____ Supplied information
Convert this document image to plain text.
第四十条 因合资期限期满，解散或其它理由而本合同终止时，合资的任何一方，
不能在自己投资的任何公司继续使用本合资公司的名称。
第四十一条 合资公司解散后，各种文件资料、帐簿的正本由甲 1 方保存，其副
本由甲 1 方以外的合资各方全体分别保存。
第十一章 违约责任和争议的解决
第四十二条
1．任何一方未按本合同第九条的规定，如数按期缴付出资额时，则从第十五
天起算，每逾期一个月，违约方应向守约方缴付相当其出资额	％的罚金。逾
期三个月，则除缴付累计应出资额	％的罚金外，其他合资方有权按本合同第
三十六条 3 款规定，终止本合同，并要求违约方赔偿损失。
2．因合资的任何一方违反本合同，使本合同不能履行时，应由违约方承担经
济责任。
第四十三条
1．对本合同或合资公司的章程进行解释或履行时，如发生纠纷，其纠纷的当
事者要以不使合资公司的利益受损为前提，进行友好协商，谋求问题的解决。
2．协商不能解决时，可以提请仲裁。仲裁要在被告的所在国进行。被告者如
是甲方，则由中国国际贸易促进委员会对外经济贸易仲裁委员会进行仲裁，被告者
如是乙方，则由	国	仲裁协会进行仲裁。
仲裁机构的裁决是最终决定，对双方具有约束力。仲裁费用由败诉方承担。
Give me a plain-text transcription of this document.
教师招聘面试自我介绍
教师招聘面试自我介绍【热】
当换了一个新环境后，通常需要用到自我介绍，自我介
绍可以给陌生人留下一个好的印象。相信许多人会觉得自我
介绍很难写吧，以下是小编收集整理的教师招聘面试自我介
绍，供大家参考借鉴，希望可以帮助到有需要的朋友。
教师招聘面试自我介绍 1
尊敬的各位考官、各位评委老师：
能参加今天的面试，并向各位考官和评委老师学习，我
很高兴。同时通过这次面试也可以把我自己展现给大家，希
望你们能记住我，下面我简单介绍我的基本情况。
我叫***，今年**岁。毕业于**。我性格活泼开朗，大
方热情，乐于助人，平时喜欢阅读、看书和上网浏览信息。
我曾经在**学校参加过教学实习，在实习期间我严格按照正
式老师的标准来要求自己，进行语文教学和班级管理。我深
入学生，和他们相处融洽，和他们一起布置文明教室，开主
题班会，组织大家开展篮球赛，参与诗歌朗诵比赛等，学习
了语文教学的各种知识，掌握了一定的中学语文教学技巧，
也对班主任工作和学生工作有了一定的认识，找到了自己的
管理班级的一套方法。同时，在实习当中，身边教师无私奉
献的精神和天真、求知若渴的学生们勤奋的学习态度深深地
________
**Task:** Reproduce the data in its entirety, matching each character.

**Answer to the task:**
Convert this document image to plain text.
第四十条 因合资期限期满，解散或其它理由而本合同终止时，合资的任何一方，
不能在自己投资的任何公司继续使用本合资公司的名称。
第四十一条 合资公司解散后，各种文件资料、帐簿的正本由甲 1 方保存，其副
本由甲 1 方以外的合资各方全体分别保存。
第十一章 违约责任和争议的解决
第四十二条
1．任何一方未按本合同第九条的规定，如数按期缴付出资额时，则从第十五
天起算，每逾期一个月，违约方应向守约方缴付相当其出资额	％的罚金。逾
期三个月，则除缴付累计应出资额	％的罚金外，其他合资方有权按本合同第
三十六条 3 款规定，终止本合同，并要求违约方赔偿损失。
2．因合资的任何一方违反本合同，使本合同不能履行时，应由违约方承担经
济责任。
第四十三条
1．对本合同或合资公司的章程进行解释或履行时，如发生纠纷，其纠纷的当
事者要以不使合资公司的利益受损为前提，进行友好协商，谋求问题的解决。
2．协商不能解决时，可以提请仲裁。仲裁要在被告的所在国进行。被告者如
是甲方，则由中国国际贸易促进委员会对外经济贸易仲裁委员会进行仲裁，被告者
如是乙方，则由	国	仲裁协会进行仲裁。
仲裁机构的裁决是最终决定，对双方具有约束力。仲裁费用由败诉方承担。
Give me a plain-text transcription of this document.
教师招聘面试自我介绍
教师招聘面试自我介绍【热】
当换了一个新环境后，通常需要用到自我介绍，自我介
绍可以给陌生人留下一个好的印象。相信许多人会觉得自我
介绍很难写吧，以下是小编收集整理的教师招聘面试自我介
绍，供大家参考借鉴，希望可以帮助到有需要的朋友。
教师招聘面试自我介绍 1
尊敬的各位考官、各位评委老师：
能参加今天的面试，并向各位考官和评委老师学习，我
很高兴。同时通过这次面试也可以把我自己展现给大家，希
望你们能记住我，下面我简单介绍我的基本情况。
我叫***，今年**岁。毕业于**。我性格活泼开朗，大
方热情，乐于助人，平时喜欢阅读、看书和上网浏览信息。
我曾经在**学校参加过教学实习，在实习期间我严格按照正
式老师的标准来要求自己，进行语文教学和班级管理。我深
入学生，和他们相处融洽，和他们一起布置文明教室，开主
题班会，组织大家开展篮球赛，参与诗歌朗诵比赛等，学习
了语文教学的各种知识，掌握了一定的中学语文教学技巧，
也对班主任工作和学生工作有了一定的认识，找到了自己的
管理班级的一套方法。同时，在实习当中，身边教师无私奉
献的精神和天真、求知若渴的学生们勤奋的学习态度深深地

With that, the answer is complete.